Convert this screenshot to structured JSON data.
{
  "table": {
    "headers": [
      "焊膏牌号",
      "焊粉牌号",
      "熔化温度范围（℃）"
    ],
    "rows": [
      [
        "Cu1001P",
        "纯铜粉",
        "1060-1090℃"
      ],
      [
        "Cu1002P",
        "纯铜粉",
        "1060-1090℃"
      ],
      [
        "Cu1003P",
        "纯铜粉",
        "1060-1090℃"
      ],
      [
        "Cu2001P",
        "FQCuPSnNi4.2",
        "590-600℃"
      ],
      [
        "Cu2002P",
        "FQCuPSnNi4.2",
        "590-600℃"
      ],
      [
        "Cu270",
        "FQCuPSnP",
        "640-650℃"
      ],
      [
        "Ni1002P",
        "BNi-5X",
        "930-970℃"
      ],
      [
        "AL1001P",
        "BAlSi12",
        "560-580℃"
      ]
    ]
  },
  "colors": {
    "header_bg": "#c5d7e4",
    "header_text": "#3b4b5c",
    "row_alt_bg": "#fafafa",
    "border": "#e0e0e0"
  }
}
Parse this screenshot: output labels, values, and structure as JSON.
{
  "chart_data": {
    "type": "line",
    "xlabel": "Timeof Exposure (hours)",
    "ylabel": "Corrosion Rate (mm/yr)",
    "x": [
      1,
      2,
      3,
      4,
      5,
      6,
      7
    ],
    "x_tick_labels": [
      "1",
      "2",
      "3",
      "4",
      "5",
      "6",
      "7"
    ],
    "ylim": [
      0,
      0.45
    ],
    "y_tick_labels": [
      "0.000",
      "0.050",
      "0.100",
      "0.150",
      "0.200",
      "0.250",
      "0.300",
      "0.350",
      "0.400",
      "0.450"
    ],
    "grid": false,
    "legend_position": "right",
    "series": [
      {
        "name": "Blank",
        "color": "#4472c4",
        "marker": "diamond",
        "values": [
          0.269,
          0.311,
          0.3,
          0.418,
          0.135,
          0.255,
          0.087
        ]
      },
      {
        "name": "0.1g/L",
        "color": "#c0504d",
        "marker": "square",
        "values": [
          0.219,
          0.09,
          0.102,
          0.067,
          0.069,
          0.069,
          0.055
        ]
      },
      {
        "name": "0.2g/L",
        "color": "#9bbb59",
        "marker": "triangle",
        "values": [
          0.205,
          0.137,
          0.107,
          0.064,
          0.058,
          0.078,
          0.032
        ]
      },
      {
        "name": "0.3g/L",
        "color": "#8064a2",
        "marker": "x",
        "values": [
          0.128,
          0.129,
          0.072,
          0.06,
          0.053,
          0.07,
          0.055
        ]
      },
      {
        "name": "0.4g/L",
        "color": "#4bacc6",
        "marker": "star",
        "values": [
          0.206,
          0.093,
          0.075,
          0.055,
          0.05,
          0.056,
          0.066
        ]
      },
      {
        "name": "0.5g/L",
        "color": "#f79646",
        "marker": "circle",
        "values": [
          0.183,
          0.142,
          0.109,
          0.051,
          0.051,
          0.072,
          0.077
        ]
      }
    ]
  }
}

→ Exercise brief: Go through the data above and find the lines with the word "marker". Copy each of those lines.

→ Solution to this task:
        "marker": "diamond",
        "marker": "square",
        "marker": "triangle",
        "marker": "x",
        "marker": "star",
        "marker": "circle",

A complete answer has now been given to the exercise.